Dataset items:
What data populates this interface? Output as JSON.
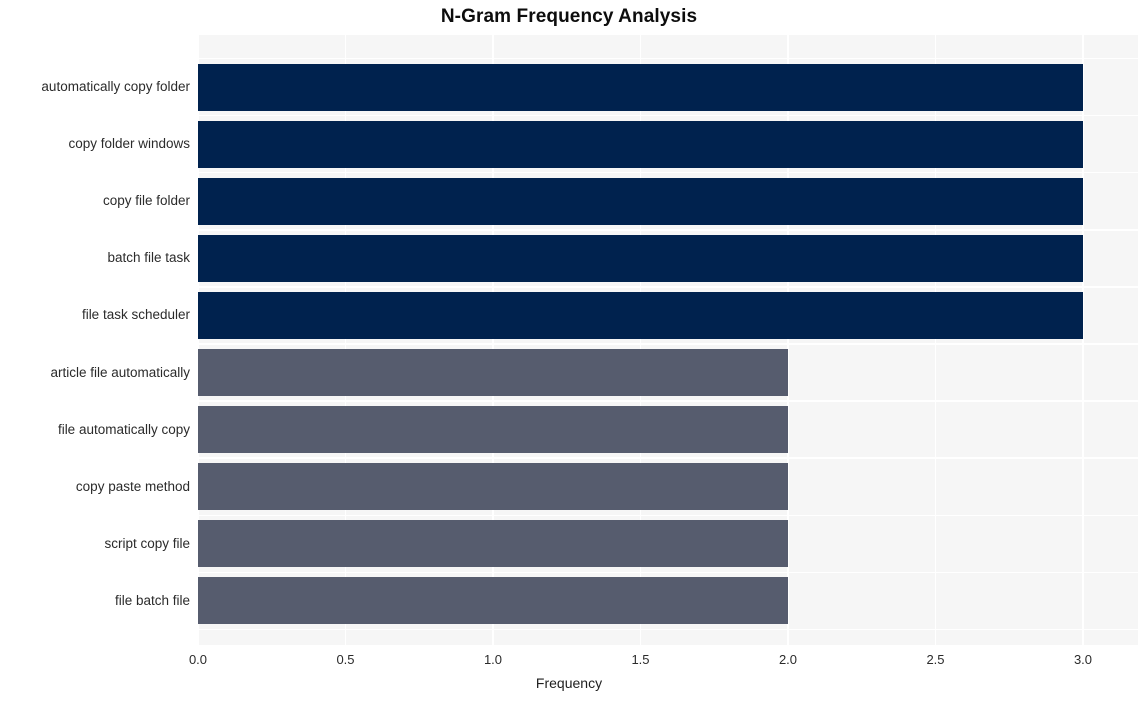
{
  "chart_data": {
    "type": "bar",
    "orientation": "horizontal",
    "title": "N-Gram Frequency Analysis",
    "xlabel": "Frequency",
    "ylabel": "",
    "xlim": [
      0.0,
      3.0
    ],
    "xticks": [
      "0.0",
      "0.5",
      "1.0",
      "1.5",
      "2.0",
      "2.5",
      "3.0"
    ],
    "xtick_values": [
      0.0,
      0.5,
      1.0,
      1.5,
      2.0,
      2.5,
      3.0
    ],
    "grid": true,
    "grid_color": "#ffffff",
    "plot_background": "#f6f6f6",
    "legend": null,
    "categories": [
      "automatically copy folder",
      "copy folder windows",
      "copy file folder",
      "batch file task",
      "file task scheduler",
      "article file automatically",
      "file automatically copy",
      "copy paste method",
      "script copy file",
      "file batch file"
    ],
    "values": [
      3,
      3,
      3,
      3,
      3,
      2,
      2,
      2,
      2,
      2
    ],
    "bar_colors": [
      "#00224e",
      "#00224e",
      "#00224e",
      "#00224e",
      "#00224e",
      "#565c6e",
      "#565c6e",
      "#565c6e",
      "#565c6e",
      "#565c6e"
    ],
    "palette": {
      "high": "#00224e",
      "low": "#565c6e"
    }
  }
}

▶ **Job**
What is the number of lines in the data that hold the string "folder"? Answer with the number only.

▶ **Final result**
3